## EXTRACTED ENTRIES
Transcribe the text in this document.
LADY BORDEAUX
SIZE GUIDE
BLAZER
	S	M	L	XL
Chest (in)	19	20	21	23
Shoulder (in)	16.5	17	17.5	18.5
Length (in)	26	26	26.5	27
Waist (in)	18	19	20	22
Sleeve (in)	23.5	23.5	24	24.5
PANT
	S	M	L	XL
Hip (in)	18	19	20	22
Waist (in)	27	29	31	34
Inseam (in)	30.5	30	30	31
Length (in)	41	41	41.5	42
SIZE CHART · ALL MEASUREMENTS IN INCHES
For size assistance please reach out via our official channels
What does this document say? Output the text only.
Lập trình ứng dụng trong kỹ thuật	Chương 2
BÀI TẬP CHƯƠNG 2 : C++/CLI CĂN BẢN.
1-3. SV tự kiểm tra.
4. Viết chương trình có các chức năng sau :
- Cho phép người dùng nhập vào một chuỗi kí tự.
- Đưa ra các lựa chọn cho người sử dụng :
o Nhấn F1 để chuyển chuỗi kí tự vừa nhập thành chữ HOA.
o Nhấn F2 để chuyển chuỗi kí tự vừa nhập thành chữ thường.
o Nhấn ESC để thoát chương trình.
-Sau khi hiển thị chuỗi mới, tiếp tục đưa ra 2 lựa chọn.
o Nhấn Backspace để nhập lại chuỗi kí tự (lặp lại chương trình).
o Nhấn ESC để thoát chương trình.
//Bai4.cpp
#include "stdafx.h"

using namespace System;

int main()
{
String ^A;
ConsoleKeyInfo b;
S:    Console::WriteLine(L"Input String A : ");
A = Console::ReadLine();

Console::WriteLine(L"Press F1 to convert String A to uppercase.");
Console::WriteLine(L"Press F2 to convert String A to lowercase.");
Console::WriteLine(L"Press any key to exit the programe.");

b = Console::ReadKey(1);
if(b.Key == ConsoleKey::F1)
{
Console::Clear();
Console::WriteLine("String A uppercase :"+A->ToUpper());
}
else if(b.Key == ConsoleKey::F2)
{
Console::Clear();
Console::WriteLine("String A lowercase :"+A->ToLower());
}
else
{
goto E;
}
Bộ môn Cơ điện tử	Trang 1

## OBJECTIVE
Reproduce every record above exactly as it appears.

## SOLUTION FOR THIS PROBLEM
Transcribe the text in this document.
LADY BORDEAUX
SIZE GUIDE
BLAZER
	S	M	L	XL
Chest (in)	19	20	21	23
Shoulder (in)	16.5	17	17.5	18.5
Length (in)	26	26	26.5	27
Waist (in)	18	19	20	22
Sleeve (in)	23.5	23.5	24	24.5
PANT
	S	M	L	XL
Hip (in)	18	19	20	22
Waist (in)	27	29	31	34
Inseam (in)	30.5	30	30	31
Length (in)	41	41	41.5	42
SIZE CHART · ALL MEASUREMENTS IN INCHES
For size assistance please reach out via our official channels
What does this document say? Output the text only.
Lập trình ứng dụng trong kỹ thuật	Chương 2
BÀI TẬP CHƯƠNG 2 : C++/CLI CĂN BẢN.
1-3. SV tự kiểm tra.
4. Viết chương trình có các chức năng sau :
- Cho phép người dùng nhập vào một chuỗi kí tự.
- Đưa ra các lựa chọn cho người sử dụng :
o Nhấn F1 để chuyển chuỗi kí tự vừa nhập thành chữ HOA.
o Nhấn F2 để chuyển chuỗi kí tự vừa nhập thành chữ thường.
o Nhấn ESC để thoát chương trình.
-Sau khi hiển thị chuỗi mới, tiếp tục đưa ra 2 lựa chọn.
o Nhấn Backspace để nhập lại chuỗi kí tự (lặp lại chương trình).
o Nhấn ESC để thoát chương trình.
//Bai4.cpp
#include "stdafx.h"

using namespace System;

int main()
{
String ^A;
ConsoleKeyInfo b;
S:    Console::WriteLine(L"Input String A : ");
A = Console::ReadLine();

Console::WriteLine(L"Press F1 to convert String A to uppercase.");
Console::WriteLine(L"Press F2 to convert String A to lowercase.");
Console::WriteLine(L"Press any key to exit the programe.");

b = Console::ReadKey(1);
if(b.Key == ConsoleKey::F1)
{
Console::Clear();
Console::WriteLine("String A uppercase :"+A->ToUpper());
}
else if(b.Key == ConsoleKey::F2)
{
Console::Clear();
Console::WriteLine("String A lowercase :"+A->ToLower());
}
else
{
goto E;
}
Bộ môn Cơ điện tử	Trang 1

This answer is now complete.